═══ STORED DATA

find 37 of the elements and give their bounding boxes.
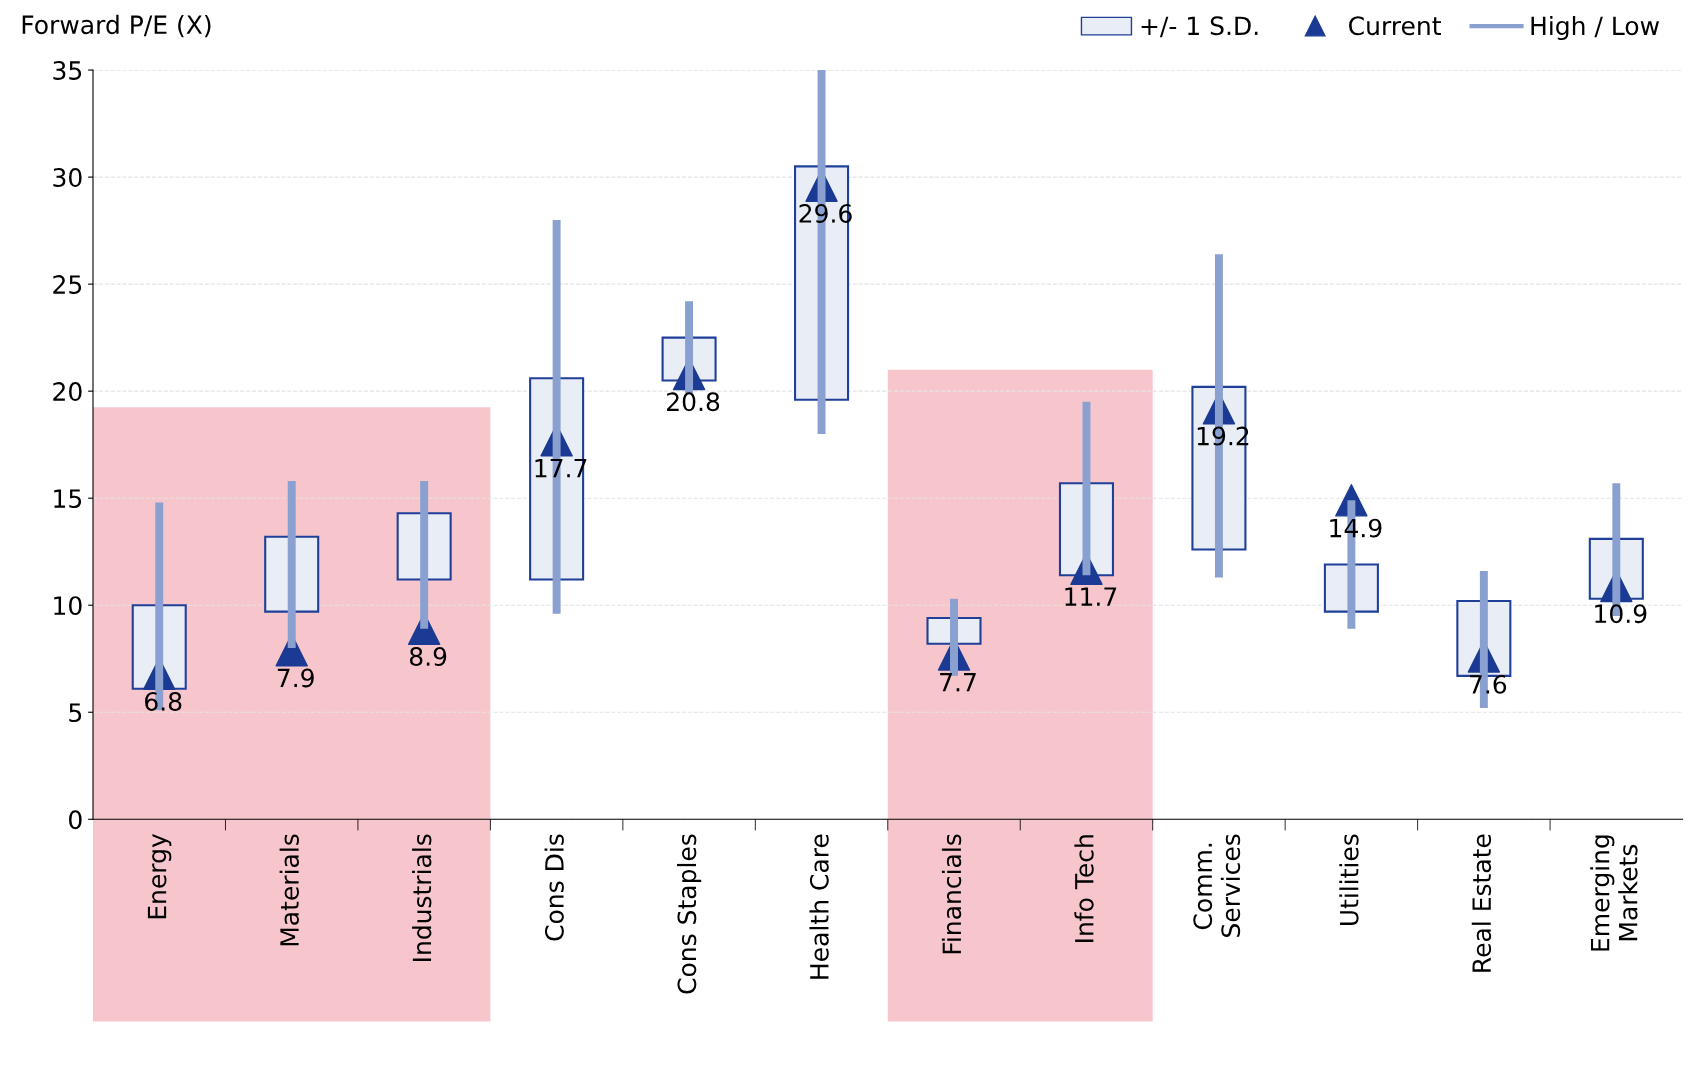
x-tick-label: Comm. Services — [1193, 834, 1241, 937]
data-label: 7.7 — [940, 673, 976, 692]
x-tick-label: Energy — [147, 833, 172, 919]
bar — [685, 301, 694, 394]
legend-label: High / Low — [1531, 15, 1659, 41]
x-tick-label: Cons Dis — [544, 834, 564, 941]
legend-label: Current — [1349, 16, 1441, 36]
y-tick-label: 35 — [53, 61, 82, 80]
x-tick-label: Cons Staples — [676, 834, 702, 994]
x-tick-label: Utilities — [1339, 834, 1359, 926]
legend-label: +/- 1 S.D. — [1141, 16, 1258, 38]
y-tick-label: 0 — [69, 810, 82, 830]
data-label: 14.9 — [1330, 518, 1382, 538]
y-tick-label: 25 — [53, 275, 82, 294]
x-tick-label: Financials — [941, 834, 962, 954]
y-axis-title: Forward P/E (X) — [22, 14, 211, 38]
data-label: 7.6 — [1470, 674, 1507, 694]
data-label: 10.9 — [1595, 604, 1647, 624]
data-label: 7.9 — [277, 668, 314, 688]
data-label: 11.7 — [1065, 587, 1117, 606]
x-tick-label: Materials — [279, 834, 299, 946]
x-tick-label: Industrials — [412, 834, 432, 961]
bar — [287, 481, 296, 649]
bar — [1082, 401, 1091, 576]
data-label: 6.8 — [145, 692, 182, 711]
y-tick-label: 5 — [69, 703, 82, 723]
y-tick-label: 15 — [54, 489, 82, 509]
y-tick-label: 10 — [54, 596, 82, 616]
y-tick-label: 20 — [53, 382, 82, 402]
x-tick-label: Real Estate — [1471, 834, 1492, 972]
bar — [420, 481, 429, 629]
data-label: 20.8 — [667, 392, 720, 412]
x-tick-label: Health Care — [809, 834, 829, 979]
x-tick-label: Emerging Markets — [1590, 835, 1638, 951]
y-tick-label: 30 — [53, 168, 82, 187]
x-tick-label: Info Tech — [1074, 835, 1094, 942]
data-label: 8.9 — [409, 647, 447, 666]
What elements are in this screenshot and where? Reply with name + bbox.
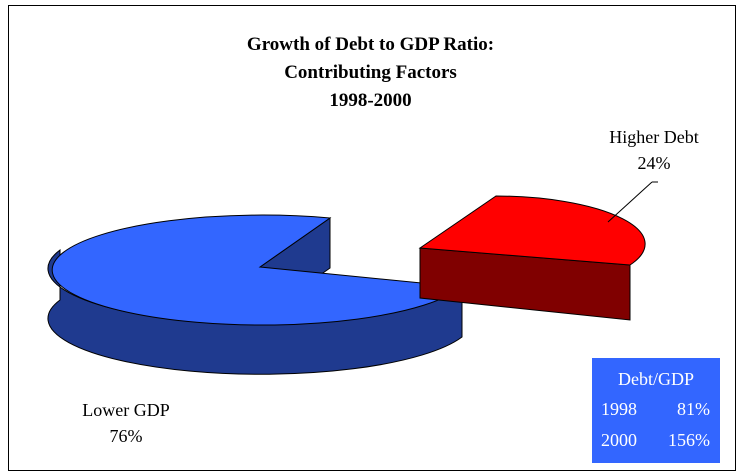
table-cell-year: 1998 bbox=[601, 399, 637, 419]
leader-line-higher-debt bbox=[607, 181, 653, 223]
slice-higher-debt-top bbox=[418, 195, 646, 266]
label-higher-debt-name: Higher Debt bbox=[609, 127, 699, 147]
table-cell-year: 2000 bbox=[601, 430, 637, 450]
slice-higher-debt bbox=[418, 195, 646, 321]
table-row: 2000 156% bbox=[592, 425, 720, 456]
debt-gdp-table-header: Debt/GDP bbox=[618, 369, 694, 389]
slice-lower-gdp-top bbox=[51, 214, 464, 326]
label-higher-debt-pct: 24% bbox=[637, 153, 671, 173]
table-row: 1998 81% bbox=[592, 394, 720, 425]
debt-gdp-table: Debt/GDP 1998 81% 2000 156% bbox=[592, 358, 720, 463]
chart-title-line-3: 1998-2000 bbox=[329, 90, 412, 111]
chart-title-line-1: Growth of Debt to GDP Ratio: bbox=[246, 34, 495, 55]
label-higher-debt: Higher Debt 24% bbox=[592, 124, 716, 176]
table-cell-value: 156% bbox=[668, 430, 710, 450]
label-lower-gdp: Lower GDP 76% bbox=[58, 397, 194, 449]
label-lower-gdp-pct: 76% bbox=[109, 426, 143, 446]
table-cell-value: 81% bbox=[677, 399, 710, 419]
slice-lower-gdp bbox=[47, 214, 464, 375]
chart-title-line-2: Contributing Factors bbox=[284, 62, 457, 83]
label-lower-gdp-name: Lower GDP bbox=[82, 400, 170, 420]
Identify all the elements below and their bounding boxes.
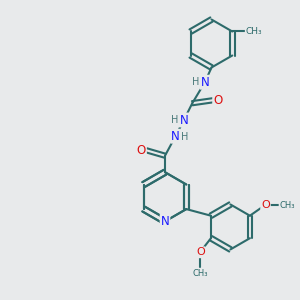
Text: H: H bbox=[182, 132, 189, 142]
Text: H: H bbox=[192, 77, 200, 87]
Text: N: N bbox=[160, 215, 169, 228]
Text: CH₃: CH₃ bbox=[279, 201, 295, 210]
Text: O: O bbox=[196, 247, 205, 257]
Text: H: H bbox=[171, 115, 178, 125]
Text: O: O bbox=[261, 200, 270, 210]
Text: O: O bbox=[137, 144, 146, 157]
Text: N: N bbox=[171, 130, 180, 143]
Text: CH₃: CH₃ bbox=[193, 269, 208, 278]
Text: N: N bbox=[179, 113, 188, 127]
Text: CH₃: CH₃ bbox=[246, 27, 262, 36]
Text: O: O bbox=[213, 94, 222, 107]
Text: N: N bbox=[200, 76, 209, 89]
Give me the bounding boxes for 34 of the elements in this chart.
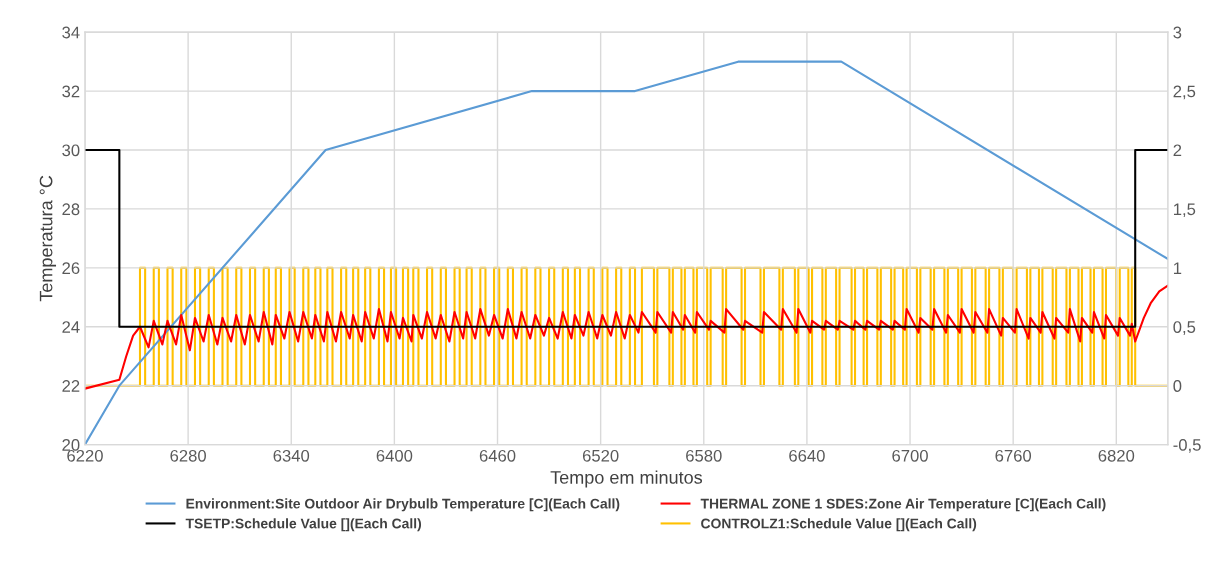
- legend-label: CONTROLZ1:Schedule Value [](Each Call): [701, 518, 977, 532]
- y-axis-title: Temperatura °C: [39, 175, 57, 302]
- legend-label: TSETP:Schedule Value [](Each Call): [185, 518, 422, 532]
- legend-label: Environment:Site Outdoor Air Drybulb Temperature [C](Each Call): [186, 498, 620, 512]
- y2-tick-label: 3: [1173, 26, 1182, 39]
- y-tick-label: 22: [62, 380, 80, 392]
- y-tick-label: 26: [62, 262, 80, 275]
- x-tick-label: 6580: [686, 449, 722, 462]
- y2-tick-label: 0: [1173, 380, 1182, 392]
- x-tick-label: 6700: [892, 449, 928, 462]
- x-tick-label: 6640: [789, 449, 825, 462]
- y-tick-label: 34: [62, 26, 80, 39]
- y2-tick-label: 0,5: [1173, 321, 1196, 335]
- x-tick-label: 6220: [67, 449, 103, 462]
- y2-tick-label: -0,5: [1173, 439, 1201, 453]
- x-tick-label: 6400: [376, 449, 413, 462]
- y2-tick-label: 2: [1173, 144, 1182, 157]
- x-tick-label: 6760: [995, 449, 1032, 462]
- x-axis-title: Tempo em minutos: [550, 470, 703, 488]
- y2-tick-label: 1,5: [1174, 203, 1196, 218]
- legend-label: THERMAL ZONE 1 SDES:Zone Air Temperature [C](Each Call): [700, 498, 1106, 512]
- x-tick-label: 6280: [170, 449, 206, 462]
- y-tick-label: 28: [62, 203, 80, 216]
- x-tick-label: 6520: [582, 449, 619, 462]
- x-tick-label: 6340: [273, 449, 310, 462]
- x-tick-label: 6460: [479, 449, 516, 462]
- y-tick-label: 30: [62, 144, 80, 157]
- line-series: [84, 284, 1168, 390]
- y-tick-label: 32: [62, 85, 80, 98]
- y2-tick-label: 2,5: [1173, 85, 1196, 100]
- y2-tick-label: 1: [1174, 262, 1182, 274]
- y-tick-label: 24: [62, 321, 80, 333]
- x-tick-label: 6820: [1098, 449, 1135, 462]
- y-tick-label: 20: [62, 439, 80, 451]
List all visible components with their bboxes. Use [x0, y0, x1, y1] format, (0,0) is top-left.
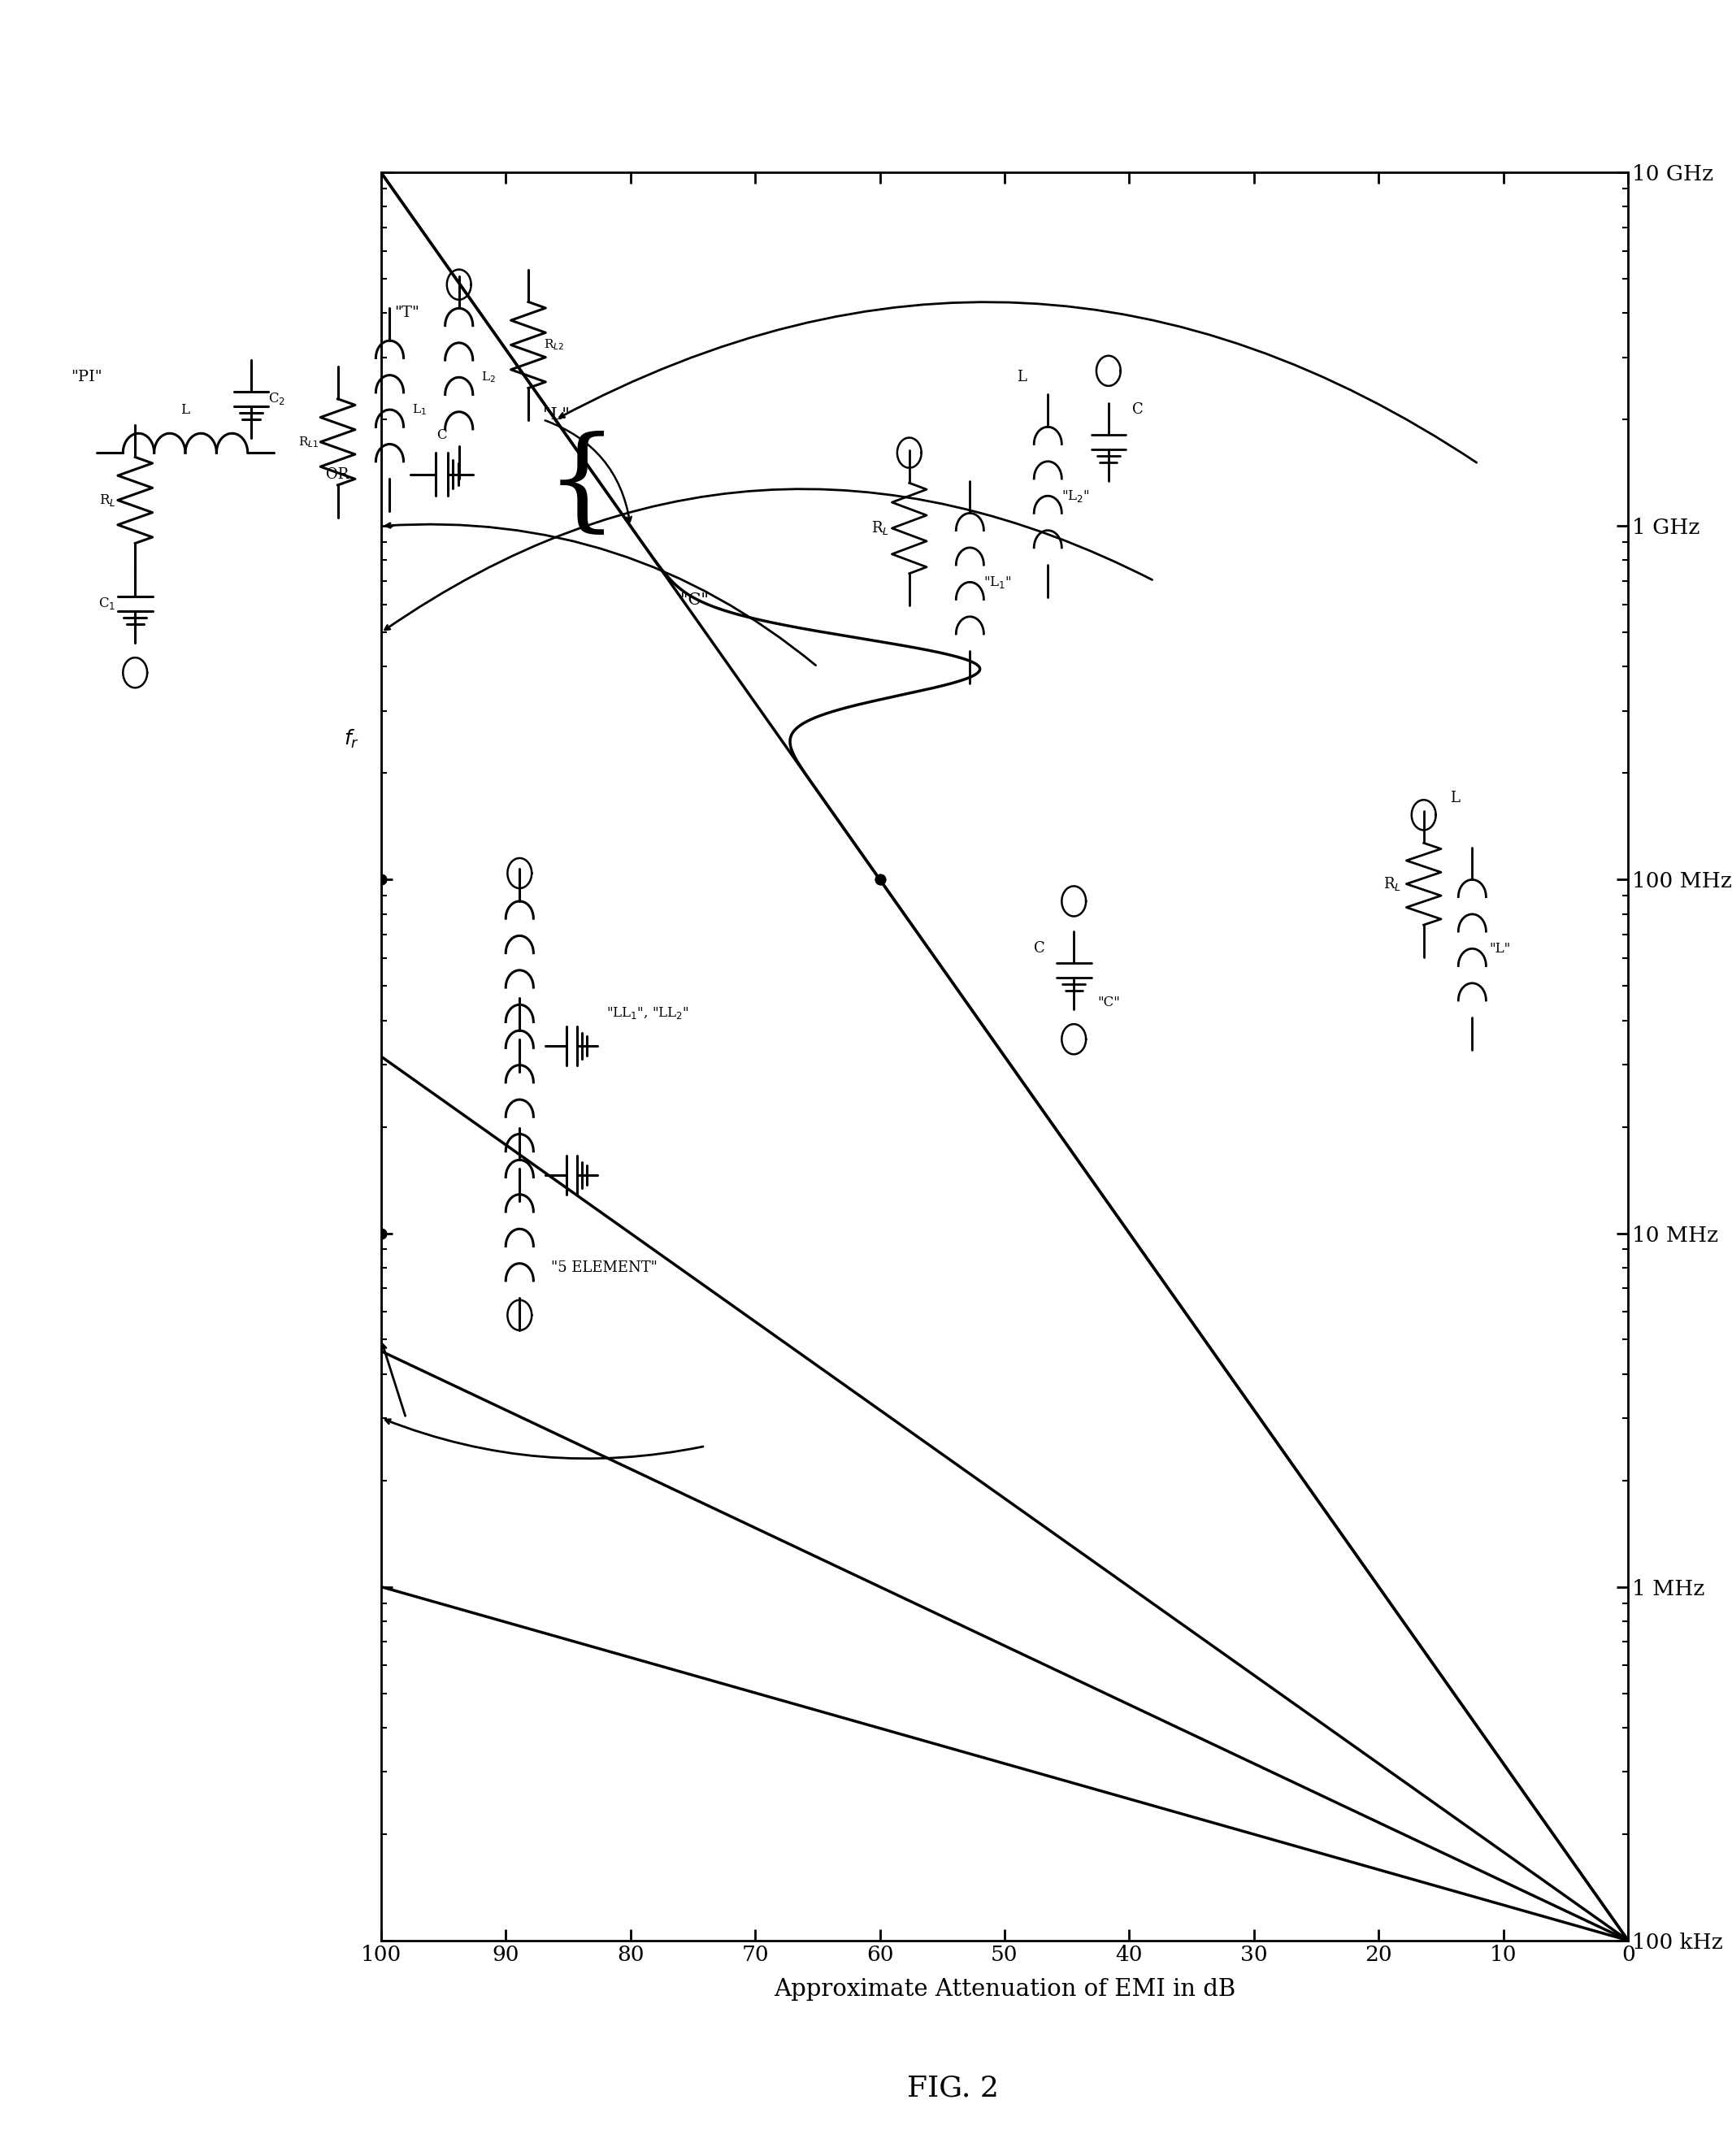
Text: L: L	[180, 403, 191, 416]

══════

* [EXERCISE REQUIREMENTS]:
Edit the rows that open with the line containing "Text: H: H bbox=[182, 132, 189, 142]" and close with the line containing "Text: O: O bbox=[261, 200, 270, 210]", replacing "bbox" with "box" and changing nothing else. Output only those lines.

* [RESPONSE FOR THIS EXERCISE]:
Text: H: H box=[182, 132, 189, 142]
Text: H: H box=[192, 77, 200, 87]
Text: N: N box=[160, 215, 169, 228]
Text: CH₃: CH₃ box=[279, 201, 295, 210]
Text: O: O box=[196, 247, 205, 257]
Text: H: H box=[171, 115, 178, 125]
Text: O: O box=[261, 200, 270, 210]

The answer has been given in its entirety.